* **Request A**
In the text on Vietnamese vegetarian cuisine, translate the sentence "Hue people also have vegetarian food on the first day of the New Lunar Year." into Spanish.
* **Request B**
Print the part of the entries that opens with the line containing "Give bounding boxes" and closes with the line containing "confirm-password-placeholder: Confirm password", including both of those lines.

Finding the Best Vegetarian Dishes in Vietnamese Cuisine
|It is a norm of many families to maintain a vegetarian diet on the first day of Lunar New Year or on the first day and fifteenth day of every lunar month. Source: Veggie Castle - Nhà hàng chay Vegan|
While Vietnamese cuisine might be known for its meaty soups, and meat makes up a big part of Vietnamese cuisine, there is a lot of Vietnamese vegetarian food. It is common to find vegetarian versions of traditional Vietnamese street food such as Pho (Pho chay) or Banh Mi (Banh mi chay).
Popular Vietnamese vegetarian dishes include vegetarian spring rolls, xoi chay (a vegetarian rice with vegetables), banh khoai tay chien (potato cakes with vegetables), dau sot ca chua (tofu with tomato, green onion and herbs), rau muong xao toi (water spinach fried with garlic), and cai xao nam (fried bok choy with shitake mushrooms).
Vegetarian food is believed to first appear in Vietnam during the reign of the Ly Dynasty in the 11th century. However, it only became popular during the long rule of the Nguyen Dynasty in the early 19th century. It was the time when the King requested the chefs to offer the finest food as part of a royal ritual, a prayer for peace and prosperity in the kingdom. That kind of food is vegetarian food.
Since then, eating vegetarian food has become a tradition in Hue, where the King lived. A lot of Hue people have vegetarian meals on the first and full moon days of every month. On those days, restaurants serve vegetarian food instead of non-vegetarian food. Hue people also have vegetarian food on the first day of the New Lunar Year.

* **Excerpted data**

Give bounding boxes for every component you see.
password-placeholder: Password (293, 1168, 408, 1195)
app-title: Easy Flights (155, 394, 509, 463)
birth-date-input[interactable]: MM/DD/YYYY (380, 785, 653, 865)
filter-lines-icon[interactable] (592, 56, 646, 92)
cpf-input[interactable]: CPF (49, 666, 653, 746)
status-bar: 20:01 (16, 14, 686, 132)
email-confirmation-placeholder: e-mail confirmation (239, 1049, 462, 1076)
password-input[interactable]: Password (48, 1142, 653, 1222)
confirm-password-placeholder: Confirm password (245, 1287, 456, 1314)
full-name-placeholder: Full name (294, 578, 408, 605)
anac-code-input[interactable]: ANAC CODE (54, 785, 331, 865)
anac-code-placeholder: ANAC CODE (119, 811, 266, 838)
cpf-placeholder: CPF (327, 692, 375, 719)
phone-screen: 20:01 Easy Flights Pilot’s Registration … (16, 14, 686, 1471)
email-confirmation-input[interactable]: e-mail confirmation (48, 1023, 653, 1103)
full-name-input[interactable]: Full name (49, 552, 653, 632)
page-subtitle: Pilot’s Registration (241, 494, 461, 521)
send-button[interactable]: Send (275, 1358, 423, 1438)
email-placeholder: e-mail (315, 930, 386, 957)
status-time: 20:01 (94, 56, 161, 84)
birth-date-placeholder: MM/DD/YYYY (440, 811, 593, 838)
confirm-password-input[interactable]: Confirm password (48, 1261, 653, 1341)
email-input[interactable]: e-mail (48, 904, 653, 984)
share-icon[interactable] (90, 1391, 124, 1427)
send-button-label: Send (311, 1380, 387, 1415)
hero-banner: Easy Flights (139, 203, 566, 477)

* * *

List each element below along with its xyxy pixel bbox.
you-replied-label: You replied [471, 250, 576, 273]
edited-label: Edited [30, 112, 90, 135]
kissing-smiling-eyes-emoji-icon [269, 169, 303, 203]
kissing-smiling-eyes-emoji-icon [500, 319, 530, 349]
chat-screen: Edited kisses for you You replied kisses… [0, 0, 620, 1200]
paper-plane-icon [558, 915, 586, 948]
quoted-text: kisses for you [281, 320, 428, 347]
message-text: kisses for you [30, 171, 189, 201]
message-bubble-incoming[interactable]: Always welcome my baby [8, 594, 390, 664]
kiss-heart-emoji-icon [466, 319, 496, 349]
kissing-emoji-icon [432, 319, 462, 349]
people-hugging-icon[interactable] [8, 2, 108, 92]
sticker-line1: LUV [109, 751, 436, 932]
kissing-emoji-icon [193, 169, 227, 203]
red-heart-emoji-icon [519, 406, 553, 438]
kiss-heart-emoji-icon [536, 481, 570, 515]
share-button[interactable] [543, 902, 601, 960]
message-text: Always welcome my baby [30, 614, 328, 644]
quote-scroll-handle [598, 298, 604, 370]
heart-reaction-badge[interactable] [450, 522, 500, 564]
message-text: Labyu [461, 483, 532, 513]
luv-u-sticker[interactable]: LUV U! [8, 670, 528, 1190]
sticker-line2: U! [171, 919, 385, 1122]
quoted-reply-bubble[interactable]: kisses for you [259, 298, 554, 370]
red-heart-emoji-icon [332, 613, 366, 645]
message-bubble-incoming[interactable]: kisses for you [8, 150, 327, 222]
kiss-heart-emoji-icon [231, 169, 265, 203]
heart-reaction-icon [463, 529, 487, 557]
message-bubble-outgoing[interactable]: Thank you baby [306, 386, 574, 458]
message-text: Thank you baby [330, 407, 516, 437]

* **Written response A**
La gente de Hue también come comida vegetariana el primer día del Año Nuevo Lunar.

* **Written response B**
Give bounding boxes for every component you see.
password-placeholder: Password (293, 1168, 408, 1195)
app-title: Easy Flights (155, 394, 509, 463)
birth-date-input[interactable]: MM/DD/YYYY (380, 785, 653, 865)
filter-lines-icon[interactable] (592, 56, 646, 92)
cpf-input[interactable]: CPF (49, 666, 653, 746)
status-bar: 20:01 (16, 14, 686, 132)
email-confirmation-placeholder: e-mail confirmation (239, 1049, 462, 1076)
password-input[interactable]: Password (48, 1142, 653, 1222)
confirm-password-placeholder: Confirm password (245, 1287, 456, 1314)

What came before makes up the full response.